EXERCISE REQUIREMENTS: Repeat every entry word for word, but leave the images out of your copy.
## START DATASET RECORDS
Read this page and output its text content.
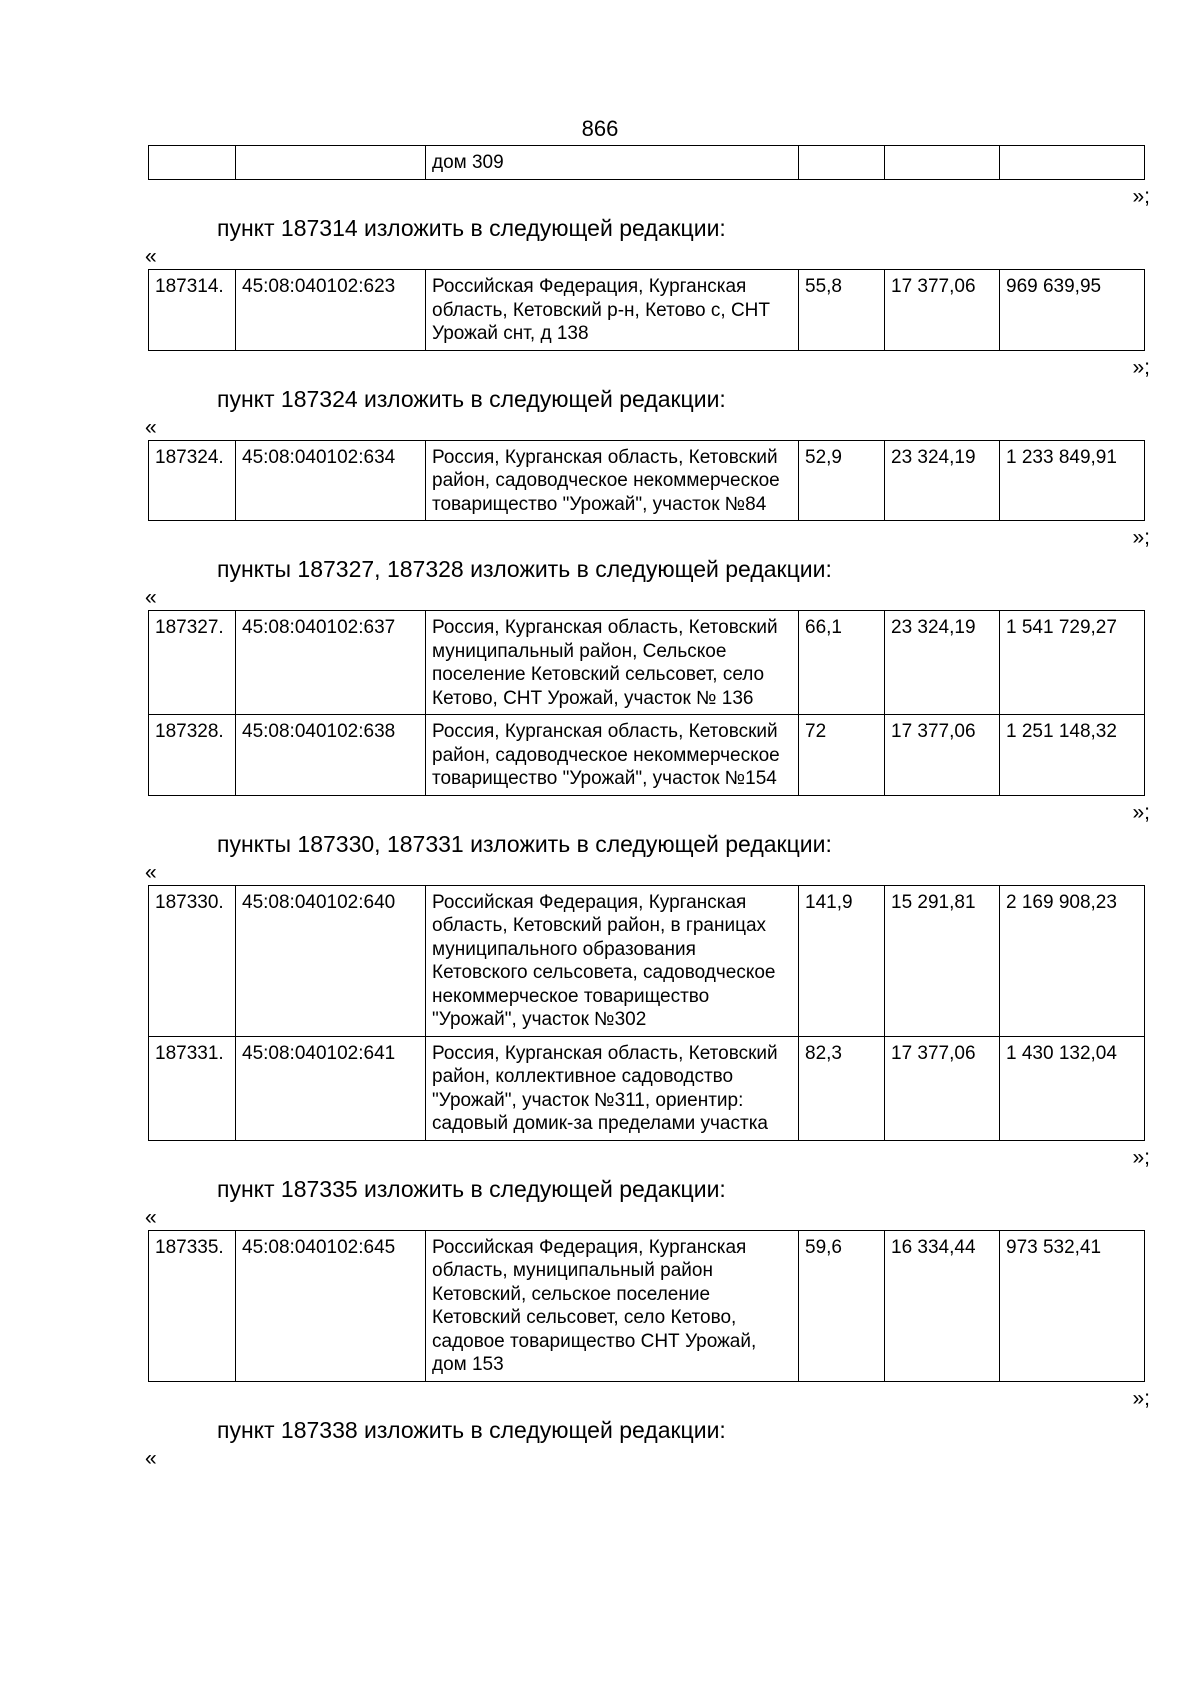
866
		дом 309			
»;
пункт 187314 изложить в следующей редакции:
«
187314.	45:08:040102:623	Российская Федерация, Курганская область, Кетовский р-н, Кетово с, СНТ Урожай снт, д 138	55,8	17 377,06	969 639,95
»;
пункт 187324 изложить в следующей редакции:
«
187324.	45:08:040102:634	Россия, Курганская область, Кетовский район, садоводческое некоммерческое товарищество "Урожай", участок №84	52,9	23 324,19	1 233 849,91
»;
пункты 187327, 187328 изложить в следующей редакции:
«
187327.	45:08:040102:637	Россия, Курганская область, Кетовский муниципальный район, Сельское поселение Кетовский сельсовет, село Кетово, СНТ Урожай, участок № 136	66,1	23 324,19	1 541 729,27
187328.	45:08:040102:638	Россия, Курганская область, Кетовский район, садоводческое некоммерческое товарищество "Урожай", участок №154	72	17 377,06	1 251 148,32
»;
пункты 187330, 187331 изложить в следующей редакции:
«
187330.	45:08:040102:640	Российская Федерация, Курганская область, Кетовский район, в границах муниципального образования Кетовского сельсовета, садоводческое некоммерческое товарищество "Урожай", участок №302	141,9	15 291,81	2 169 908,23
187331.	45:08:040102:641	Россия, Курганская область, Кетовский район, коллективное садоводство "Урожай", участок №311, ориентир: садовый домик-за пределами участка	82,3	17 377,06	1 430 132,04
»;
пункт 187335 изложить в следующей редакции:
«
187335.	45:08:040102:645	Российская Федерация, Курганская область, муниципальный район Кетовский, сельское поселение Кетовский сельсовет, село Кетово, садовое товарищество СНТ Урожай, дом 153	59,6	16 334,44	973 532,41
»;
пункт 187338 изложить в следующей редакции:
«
## END DATASET RECORDS
OUTPUT OF THE EXERCISE:
Read this page and output its text content.
866
		дом 309			
»;
пункт 187314 изложить в следующей редакции:
«
187314.	45:08:040102:623	Российская Федерация, Курганская область, Кетовский р-н, Кетово с, СНТ Урожай снт, д 138	55,8	17 377,06	969 639,95
»;
пункт 187324 изложить в следующей редакции:
«
187324.	45:08:040102:634	Россия, Курганская область, Кетовский район, садоводческое некоммерческое товарищество "Урожай", участок №84	52,9	23 324,19	1 233 849,91
»;
пункты 187327, 187328 изложить в следующей редакции:
«
187327.	45:08:040102:637	Россия, Курганская область, Кетовский муниципальный район, Сельское поселение Кетовский сельсовет, село Кетово, СНТ Урожай, участок № 136	66,1	23 324,19	1 541 729,27
187328.	45:08:040102:638	Россия, Курганская область, Кетовский район, садоводческое некоммерческое товарищество "Урожай", участок №154	72	17 377,06	1 251 148,32
»;
пункты 187330, 187331 изложить в следующей редакции:
«
187330.	45:08:040102:640	Российская Федерация, Курганская область, Кетовский район, в границах муниципального образования Кетовского сельсовета, садоводческое некоммерческое товарищество "Урожай", участок №302	141,9	15 291,81	2 169 908,23
187331.	45:08:040102:641	Россия, Курганская область, Кетовский район, коллективное садоводство "Урожай", участок №311, ориентир: садовый домик-за пределами участка	82,3	17 377,06	1 430 132,04
»;
пункт 187335 изложить в следующей редакции:
«
187335.	45:08:040102:645	Российская Федерация, Курганская область, муниципальный район Кетовский, сельское поселение Кетовский сельсовет, село Кетово, садовое товарищество СНТ Урожай, дом 153	59,6	16 334,44	973 532,41
»;
пункт 187338 изложить в следующей редакции:
«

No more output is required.